[Data records]
*****
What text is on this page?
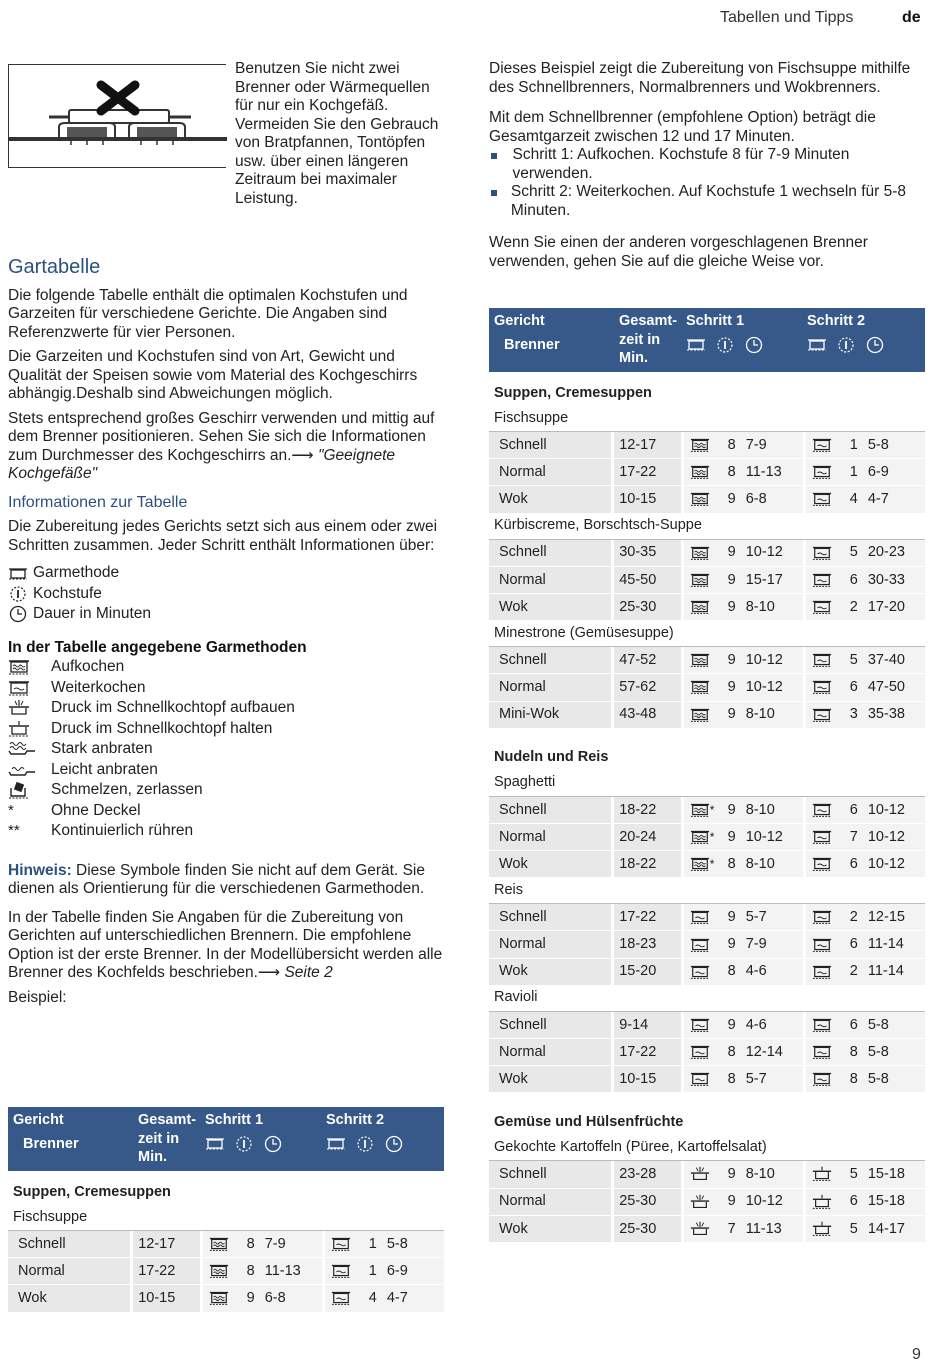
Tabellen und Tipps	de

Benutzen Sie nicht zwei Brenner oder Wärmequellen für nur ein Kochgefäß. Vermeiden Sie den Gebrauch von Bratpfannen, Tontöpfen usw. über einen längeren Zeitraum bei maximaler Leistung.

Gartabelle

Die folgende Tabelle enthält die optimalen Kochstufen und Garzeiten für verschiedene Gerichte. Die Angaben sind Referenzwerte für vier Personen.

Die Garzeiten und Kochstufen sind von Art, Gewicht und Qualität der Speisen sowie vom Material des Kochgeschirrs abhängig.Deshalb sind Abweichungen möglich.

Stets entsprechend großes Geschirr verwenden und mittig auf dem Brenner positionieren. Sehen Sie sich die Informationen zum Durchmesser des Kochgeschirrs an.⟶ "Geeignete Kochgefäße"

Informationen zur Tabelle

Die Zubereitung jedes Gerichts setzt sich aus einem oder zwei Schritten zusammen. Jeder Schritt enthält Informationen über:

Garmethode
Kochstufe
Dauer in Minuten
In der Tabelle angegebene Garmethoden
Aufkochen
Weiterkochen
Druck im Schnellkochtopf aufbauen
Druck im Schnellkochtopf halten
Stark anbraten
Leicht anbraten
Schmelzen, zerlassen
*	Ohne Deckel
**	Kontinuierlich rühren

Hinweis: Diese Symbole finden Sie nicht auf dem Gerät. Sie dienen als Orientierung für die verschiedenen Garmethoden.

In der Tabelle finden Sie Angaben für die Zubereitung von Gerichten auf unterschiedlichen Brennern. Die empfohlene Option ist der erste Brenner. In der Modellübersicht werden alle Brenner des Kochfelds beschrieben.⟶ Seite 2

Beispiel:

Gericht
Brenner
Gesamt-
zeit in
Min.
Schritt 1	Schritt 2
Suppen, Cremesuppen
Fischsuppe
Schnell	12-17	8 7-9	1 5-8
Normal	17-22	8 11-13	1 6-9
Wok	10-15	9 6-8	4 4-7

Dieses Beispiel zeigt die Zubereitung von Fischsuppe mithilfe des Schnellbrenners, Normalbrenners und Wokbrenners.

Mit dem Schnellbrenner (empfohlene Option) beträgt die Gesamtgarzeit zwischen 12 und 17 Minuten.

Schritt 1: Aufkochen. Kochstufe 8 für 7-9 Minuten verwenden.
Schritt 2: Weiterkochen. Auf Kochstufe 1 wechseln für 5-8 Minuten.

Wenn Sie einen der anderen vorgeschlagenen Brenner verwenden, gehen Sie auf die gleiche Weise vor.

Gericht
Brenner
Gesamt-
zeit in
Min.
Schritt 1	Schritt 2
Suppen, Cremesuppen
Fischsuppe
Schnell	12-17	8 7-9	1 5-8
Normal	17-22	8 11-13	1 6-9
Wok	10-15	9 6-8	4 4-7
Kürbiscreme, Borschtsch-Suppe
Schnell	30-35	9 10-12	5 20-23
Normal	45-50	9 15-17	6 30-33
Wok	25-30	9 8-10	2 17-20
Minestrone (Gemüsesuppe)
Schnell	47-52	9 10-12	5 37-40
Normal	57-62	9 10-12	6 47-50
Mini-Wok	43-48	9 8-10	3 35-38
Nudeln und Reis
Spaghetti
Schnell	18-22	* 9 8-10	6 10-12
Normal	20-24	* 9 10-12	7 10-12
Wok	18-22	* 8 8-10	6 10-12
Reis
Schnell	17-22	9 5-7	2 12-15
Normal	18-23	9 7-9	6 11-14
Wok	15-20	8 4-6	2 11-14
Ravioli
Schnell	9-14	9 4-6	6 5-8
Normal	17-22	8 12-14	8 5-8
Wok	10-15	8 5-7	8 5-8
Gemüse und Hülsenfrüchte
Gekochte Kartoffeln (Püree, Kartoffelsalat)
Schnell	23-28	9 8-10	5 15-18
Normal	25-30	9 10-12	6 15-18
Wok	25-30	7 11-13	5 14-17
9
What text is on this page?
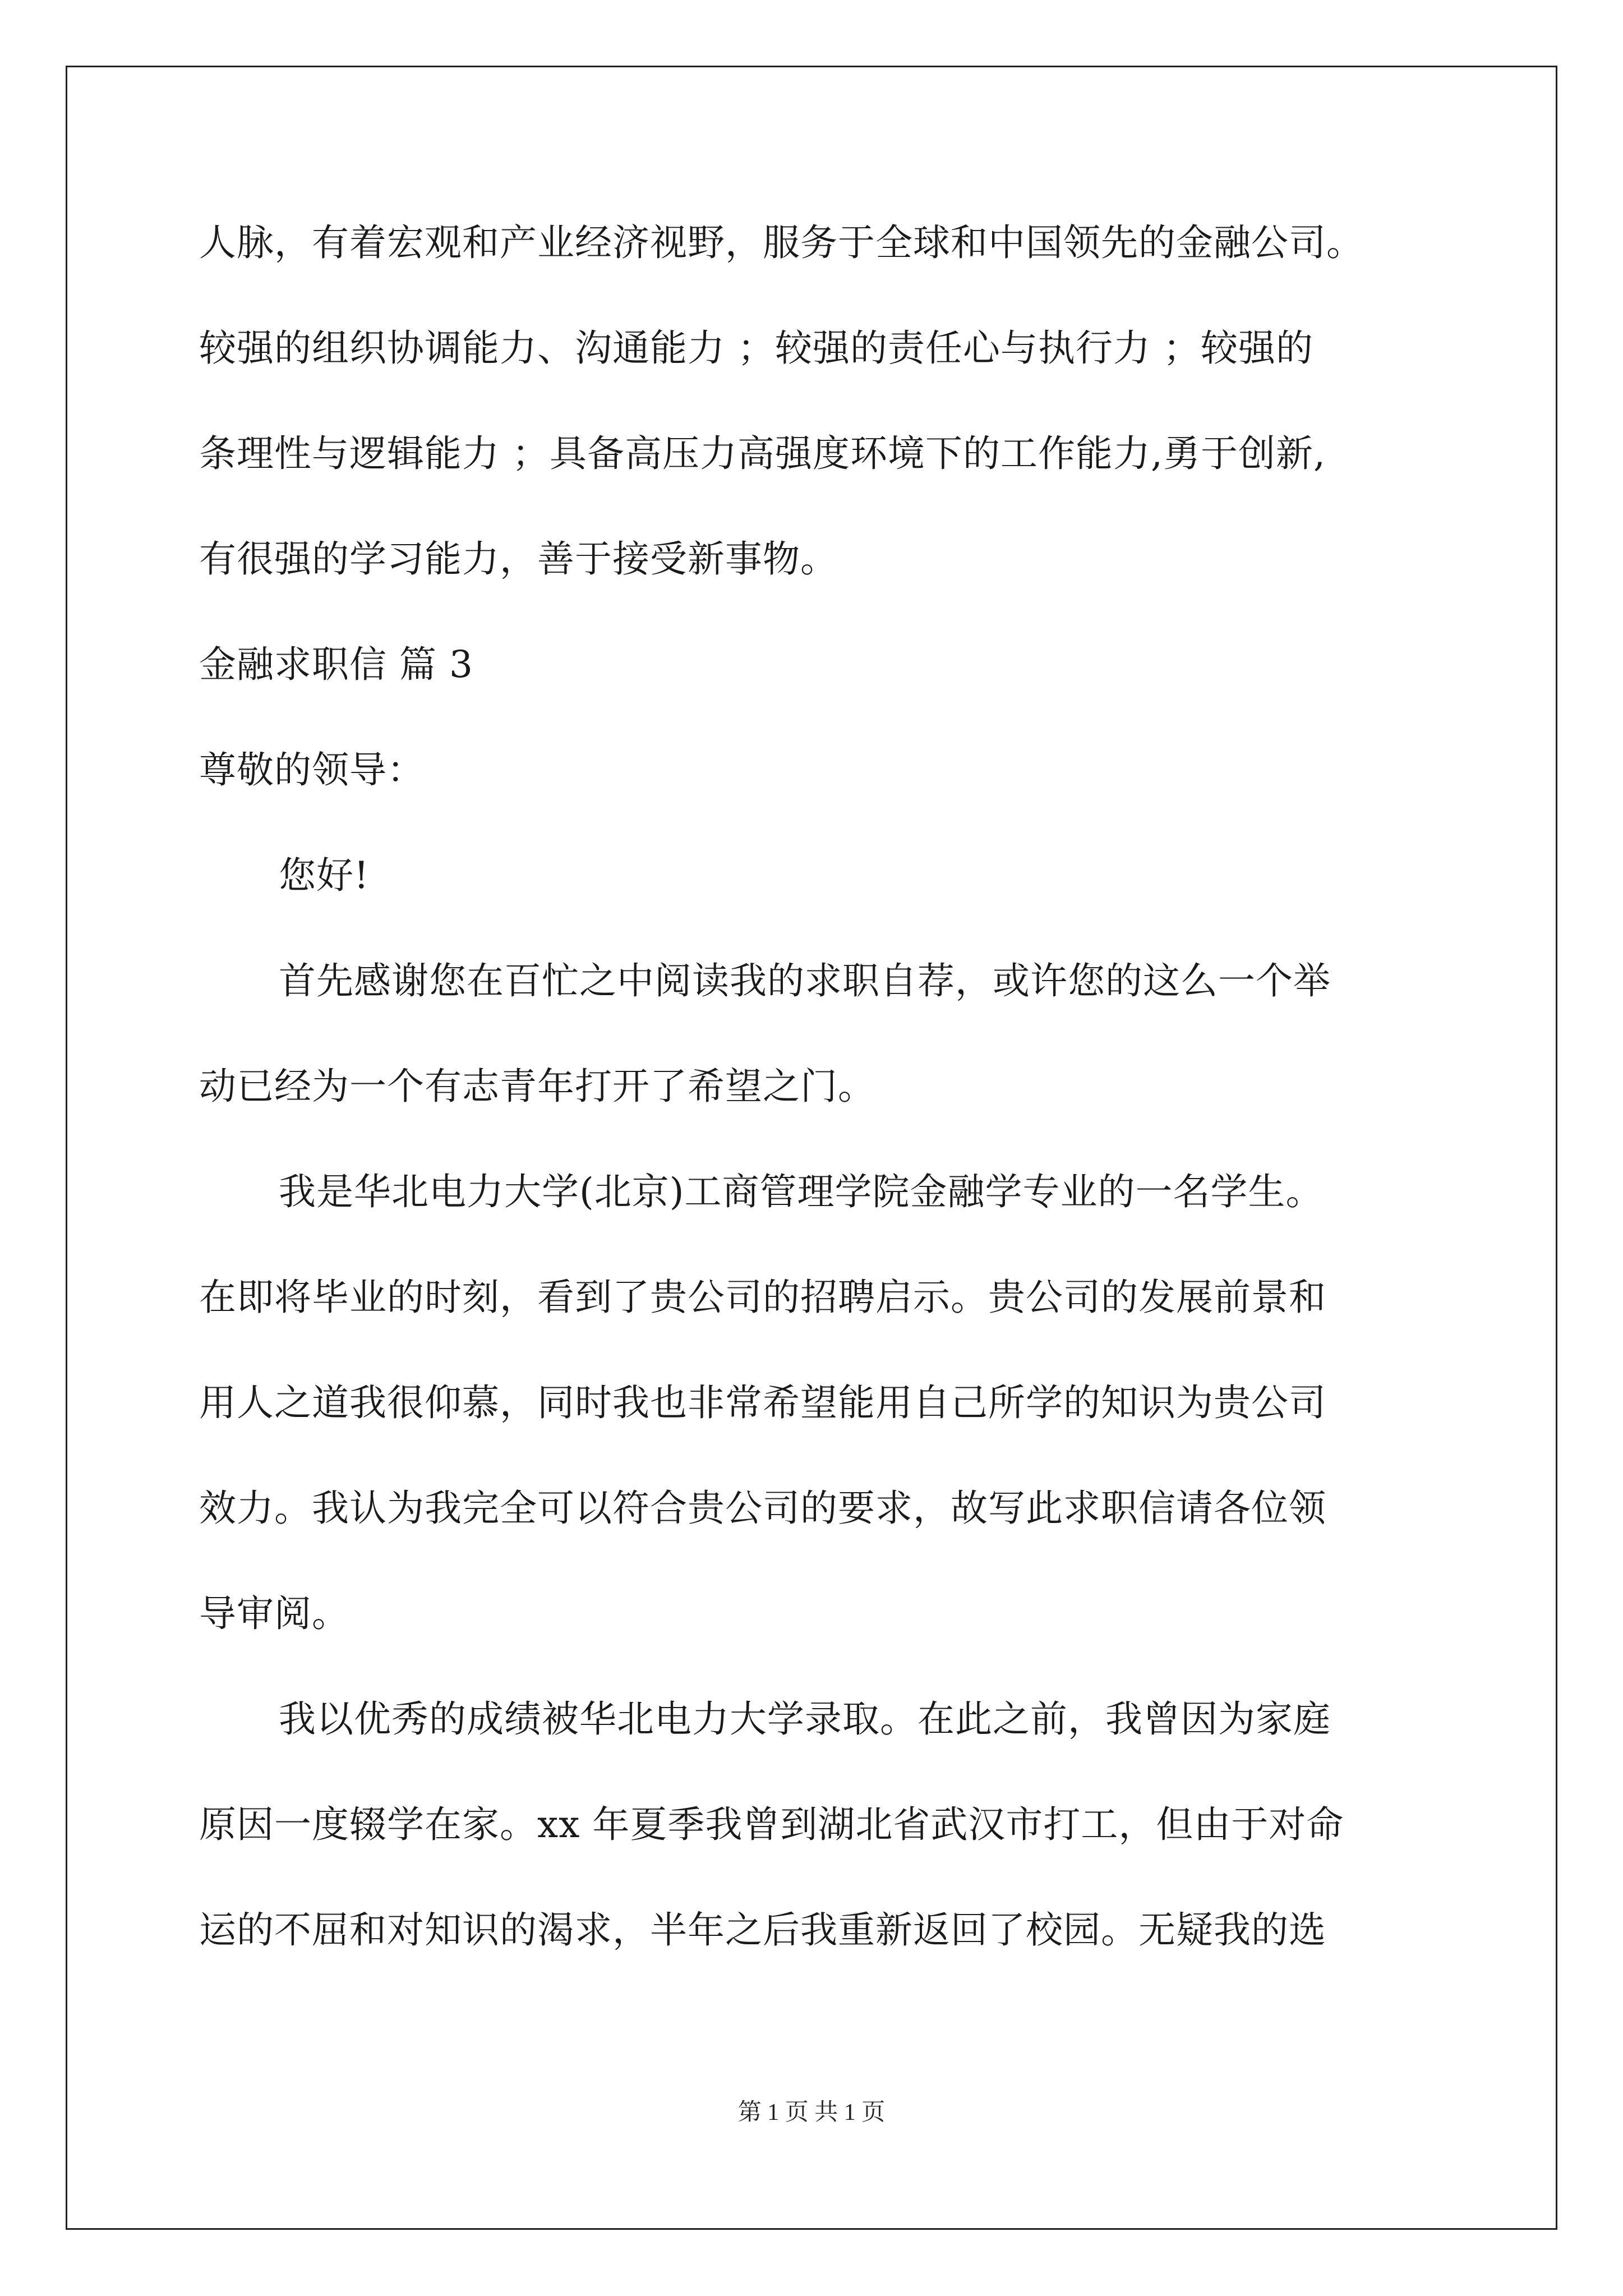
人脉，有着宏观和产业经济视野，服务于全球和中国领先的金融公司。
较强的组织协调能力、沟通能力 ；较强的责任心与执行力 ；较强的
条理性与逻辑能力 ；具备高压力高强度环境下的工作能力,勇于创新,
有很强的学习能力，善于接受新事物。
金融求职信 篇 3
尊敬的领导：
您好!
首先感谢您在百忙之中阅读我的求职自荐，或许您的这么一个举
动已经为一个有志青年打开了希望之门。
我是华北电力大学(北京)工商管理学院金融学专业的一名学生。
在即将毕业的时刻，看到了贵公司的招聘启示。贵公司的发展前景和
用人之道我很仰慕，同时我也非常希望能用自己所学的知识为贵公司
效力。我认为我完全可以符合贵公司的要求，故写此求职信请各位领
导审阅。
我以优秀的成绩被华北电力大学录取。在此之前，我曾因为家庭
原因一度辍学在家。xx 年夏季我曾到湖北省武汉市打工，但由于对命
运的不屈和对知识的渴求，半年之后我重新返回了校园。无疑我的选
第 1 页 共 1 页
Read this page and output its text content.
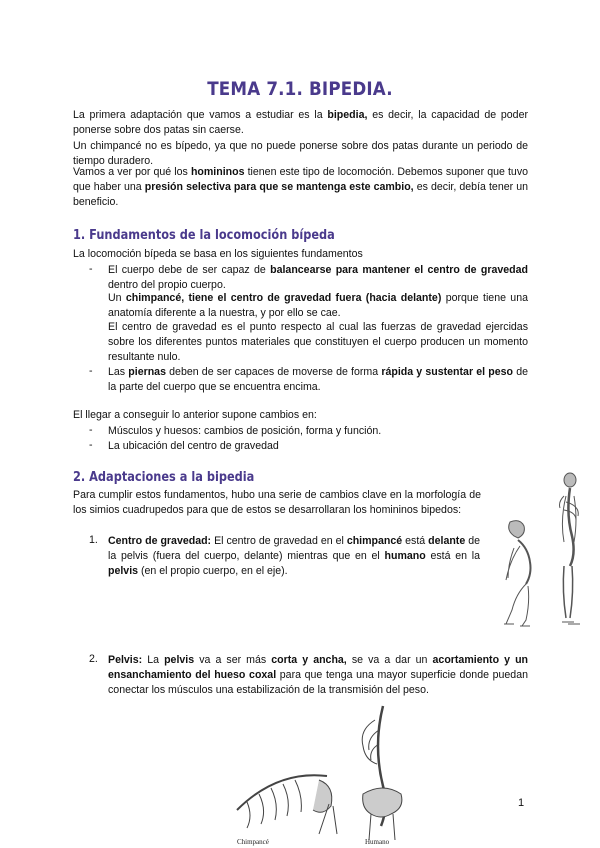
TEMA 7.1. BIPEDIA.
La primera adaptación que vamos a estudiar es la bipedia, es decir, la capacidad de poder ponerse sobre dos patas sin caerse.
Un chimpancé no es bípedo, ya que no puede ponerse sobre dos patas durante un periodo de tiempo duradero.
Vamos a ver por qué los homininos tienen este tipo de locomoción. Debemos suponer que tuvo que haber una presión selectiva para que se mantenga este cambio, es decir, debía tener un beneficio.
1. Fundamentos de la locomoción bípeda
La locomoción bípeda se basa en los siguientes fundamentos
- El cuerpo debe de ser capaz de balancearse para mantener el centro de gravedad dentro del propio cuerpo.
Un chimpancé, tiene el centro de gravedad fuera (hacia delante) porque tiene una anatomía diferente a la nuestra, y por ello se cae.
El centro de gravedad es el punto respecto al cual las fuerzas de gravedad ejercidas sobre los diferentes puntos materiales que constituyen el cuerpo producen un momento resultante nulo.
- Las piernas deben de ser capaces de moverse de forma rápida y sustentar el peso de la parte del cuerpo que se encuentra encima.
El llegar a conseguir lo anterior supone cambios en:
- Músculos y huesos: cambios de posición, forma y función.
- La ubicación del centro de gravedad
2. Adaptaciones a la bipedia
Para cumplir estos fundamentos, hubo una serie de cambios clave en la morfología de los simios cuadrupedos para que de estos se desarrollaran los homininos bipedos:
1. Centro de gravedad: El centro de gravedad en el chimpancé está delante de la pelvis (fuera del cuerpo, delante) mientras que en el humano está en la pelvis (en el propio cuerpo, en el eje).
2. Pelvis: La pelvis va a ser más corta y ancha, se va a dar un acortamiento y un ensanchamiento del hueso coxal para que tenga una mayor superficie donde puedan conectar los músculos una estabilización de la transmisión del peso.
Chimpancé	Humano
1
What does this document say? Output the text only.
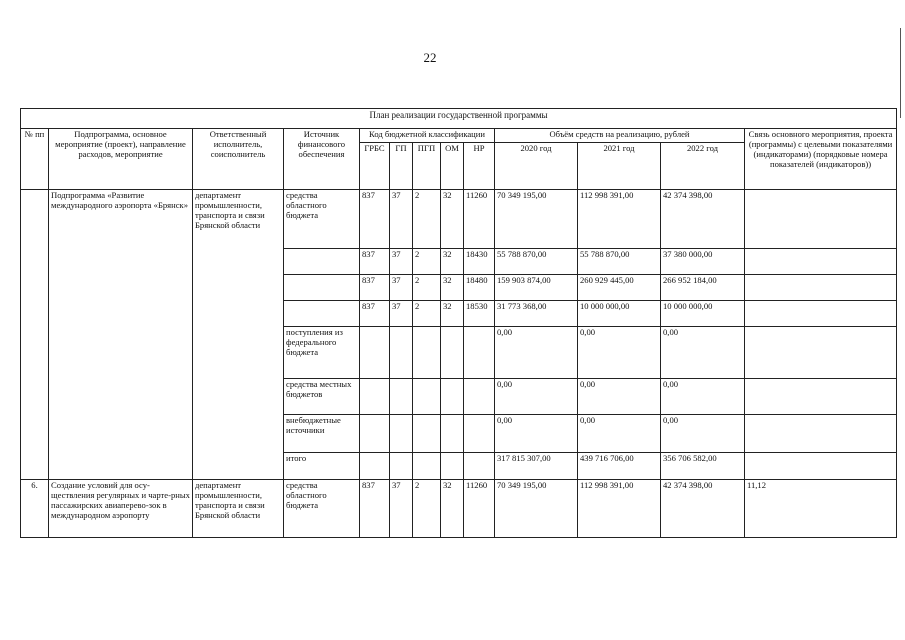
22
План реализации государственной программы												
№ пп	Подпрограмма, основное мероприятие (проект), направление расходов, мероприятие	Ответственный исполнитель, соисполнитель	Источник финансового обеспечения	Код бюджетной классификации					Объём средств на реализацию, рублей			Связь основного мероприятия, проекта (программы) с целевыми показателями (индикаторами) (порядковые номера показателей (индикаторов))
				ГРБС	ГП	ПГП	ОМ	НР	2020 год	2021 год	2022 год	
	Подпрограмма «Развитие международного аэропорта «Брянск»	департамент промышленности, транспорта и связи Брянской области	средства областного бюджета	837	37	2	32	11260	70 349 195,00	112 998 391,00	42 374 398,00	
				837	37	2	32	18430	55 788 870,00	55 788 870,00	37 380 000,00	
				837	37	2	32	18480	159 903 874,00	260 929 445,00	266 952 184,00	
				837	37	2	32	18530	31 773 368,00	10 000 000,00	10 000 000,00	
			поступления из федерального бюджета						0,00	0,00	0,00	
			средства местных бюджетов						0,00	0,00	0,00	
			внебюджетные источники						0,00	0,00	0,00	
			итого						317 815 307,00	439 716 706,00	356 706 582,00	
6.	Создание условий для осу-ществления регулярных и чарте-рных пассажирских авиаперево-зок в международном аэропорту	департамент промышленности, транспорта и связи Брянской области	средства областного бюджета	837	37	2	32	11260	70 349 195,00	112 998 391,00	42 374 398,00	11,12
*****
**Exercise directions**: In the material above, find the lines that contain "verwenden" and show them.

**Result of the exercise**:
Stets entsprechend großes Geschirr verwenden und mittig auf dem Brenner positionieren. Sehen Sie sich die Informationen zum Durchmesser des Kochgeschirrs an.⟶ "Geeignete Kochgefäße"
Schritt 1: Aufkochen. Kochstufe 8 für 7-9 Minuten verwenden.
Wenn Sie einen der anderen vorgeschlagenen Brenner verwenden, gehen Sie auf die gleiche Weise vor.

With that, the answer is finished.